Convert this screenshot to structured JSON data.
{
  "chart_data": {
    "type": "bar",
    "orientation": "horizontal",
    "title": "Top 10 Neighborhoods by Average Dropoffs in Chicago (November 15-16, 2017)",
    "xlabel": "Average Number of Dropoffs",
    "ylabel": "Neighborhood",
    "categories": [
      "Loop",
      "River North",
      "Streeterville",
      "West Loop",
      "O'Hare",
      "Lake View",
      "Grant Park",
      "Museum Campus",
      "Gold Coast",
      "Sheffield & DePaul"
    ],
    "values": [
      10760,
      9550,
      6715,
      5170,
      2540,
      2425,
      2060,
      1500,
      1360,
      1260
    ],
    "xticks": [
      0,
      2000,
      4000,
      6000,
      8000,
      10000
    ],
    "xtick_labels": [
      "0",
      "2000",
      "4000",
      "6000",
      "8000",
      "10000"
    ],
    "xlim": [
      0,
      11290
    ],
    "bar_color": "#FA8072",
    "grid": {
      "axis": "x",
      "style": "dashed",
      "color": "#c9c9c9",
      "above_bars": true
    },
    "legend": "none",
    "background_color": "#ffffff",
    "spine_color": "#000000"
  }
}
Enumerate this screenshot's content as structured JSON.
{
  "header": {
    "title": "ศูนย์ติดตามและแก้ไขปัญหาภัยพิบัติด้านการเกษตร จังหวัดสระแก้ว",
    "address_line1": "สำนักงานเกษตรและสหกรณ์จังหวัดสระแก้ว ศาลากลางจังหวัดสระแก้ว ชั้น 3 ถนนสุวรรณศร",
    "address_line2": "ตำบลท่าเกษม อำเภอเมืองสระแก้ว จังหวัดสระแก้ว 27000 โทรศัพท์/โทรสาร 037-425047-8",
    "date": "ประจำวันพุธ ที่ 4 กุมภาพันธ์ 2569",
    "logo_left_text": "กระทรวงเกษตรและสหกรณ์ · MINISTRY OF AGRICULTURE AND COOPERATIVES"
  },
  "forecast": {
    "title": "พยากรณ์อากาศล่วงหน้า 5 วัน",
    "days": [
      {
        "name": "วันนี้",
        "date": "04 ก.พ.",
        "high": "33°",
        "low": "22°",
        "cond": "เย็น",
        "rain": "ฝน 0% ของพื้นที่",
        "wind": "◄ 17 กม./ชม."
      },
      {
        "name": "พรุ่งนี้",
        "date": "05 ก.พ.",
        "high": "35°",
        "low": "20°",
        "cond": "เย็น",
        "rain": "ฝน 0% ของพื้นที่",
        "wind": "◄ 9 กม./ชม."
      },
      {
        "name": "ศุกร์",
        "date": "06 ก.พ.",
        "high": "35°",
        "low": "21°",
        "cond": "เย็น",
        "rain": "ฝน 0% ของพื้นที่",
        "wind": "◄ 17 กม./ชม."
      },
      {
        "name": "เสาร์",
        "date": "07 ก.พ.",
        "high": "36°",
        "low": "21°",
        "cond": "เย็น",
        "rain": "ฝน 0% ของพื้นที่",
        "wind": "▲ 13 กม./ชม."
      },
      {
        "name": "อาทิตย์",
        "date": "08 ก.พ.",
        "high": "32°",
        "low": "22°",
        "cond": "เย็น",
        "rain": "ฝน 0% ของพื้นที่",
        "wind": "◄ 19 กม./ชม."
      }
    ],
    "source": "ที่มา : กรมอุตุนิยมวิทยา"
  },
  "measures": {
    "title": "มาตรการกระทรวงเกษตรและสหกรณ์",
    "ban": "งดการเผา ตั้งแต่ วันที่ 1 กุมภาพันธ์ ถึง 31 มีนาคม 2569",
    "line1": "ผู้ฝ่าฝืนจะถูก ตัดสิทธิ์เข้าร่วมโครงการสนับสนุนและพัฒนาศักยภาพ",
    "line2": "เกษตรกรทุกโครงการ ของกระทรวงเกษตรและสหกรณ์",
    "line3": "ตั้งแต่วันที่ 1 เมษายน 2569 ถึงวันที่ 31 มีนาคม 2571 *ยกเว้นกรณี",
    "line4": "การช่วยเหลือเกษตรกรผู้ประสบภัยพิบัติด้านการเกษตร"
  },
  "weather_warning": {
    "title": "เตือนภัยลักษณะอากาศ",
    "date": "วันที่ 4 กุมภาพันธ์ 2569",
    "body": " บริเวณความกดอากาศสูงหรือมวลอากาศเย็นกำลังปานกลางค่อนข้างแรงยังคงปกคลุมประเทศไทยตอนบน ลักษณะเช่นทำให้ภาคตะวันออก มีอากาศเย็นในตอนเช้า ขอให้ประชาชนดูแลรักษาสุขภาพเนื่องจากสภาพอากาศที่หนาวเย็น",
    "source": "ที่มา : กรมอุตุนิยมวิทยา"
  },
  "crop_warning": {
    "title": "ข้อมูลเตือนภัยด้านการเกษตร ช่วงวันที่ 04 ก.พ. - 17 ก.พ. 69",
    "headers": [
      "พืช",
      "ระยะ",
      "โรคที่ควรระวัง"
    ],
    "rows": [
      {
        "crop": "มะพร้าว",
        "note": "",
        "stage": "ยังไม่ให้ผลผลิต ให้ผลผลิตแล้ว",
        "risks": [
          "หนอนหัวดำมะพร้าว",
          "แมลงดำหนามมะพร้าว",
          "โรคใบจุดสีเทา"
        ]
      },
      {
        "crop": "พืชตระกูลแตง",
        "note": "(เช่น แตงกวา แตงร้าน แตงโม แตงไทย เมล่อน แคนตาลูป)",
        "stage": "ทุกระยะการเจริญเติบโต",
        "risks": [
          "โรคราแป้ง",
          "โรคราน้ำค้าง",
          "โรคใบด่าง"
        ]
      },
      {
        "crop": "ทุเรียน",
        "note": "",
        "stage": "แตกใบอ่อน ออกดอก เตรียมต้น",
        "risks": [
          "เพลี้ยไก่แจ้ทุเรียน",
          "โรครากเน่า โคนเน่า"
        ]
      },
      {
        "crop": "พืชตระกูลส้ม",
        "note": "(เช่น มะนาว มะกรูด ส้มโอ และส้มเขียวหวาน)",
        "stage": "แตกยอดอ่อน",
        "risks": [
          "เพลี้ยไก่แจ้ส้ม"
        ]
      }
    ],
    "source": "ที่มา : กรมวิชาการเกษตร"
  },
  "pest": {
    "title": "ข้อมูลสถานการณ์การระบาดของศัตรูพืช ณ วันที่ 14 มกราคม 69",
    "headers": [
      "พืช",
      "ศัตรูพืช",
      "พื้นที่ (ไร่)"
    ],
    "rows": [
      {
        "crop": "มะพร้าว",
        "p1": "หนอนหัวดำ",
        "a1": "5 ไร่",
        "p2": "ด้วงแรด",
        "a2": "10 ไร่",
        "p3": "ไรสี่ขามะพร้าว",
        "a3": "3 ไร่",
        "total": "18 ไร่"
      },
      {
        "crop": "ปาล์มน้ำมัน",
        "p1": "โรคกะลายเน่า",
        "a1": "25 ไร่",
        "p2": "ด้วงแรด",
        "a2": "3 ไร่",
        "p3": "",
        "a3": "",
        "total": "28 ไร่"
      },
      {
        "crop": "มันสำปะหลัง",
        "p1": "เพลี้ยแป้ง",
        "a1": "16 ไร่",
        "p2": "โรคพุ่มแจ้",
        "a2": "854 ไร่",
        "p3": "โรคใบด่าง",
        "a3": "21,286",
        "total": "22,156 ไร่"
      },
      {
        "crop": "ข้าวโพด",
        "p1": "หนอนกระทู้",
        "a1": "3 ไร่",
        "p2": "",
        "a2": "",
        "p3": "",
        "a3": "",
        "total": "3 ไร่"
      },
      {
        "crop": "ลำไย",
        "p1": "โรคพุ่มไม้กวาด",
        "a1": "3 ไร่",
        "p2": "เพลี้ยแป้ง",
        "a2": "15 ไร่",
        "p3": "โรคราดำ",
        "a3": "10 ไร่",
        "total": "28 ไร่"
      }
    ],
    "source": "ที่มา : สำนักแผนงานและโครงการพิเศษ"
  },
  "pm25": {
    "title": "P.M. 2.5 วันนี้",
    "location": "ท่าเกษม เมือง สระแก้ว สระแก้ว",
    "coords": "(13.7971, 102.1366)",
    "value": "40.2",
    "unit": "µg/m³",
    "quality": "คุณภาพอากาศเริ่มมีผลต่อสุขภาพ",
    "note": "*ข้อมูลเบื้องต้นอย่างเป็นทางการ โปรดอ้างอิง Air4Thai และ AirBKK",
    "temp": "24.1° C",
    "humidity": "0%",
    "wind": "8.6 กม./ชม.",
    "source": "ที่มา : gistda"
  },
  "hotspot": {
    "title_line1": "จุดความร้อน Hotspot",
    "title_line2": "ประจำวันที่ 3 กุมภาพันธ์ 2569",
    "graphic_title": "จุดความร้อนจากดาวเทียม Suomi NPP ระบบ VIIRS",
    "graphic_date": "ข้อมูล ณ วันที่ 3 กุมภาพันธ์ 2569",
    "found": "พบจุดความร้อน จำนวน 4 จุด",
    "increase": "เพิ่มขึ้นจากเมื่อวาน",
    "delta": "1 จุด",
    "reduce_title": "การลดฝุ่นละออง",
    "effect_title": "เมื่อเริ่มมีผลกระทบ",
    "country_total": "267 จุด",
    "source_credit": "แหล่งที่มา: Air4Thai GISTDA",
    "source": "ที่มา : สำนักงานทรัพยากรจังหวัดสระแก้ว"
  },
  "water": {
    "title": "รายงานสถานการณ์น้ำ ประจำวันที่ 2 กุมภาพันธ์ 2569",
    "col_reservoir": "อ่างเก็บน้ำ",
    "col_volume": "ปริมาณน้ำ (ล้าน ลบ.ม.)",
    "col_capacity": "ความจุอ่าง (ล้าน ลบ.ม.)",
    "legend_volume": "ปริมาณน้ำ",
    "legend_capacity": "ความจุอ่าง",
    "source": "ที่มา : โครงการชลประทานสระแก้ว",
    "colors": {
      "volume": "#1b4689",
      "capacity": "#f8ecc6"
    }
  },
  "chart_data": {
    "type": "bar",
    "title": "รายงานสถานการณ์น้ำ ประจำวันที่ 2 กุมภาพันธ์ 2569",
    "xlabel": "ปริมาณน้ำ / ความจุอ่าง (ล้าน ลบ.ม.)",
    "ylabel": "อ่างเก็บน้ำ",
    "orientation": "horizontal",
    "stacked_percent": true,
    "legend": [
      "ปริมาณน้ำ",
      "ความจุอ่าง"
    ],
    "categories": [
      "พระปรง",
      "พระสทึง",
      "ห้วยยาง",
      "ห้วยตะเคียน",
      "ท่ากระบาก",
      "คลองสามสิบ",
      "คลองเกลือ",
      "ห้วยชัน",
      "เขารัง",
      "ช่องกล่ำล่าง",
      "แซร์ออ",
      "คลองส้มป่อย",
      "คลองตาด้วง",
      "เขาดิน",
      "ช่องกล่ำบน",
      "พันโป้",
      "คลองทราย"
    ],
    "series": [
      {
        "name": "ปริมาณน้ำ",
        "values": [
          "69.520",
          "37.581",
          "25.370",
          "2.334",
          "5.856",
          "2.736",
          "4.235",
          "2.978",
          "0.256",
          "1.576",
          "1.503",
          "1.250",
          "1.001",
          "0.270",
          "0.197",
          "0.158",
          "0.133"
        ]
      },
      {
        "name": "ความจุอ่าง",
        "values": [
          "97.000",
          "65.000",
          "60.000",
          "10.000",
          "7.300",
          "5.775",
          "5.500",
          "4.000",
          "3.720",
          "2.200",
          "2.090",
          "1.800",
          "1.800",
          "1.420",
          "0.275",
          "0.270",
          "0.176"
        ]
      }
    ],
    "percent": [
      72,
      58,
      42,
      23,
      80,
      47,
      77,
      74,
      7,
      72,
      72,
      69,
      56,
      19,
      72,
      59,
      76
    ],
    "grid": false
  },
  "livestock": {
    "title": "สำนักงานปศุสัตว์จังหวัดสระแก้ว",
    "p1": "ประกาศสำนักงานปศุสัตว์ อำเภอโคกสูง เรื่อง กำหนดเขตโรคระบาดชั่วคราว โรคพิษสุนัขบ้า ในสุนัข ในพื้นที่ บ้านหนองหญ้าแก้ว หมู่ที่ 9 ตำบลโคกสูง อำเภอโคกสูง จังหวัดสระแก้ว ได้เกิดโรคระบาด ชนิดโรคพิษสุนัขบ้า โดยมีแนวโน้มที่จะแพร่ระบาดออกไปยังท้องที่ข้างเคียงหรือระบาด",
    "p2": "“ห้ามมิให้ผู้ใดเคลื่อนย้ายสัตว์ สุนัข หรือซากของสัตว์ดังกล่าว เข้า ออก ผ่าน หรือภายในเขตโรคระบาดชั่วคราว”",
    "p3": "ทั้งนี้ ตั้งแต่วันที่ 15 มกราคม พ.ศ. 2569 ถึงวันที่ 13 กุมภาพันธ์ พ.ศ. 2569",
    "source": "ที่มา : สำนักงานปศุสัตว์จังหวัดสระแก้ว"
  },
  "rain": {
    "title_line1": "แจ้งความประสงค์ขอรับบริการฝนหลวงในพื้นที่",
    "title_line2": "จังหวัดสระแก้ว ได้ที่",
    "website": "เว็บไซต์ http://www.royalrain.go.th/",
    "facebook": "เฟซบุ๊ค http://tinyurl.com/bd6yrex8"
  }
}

■ ■ ■ ■ ■

WHAT TO WORK ON =>
Copy and report every line where the word "ประจำว" is present.

OUTPUT OF THE EXERCISE =>
    "date": "ประจำวันพุธ ที่ 4 กุมภาพันธ์ 2569",
    "title_line2": "ประจำวันที่ 3 กุมภาพันธ์ 2569",
    "title": "รายงานสถานการณ์น้ำ ประจำวันที่ 2 กุมภาพันธ์ 2569",
    "title": "รายงานสถานการณ์น้ำ ประจำวันที่ 2 กุมภาพันธ์ 2569",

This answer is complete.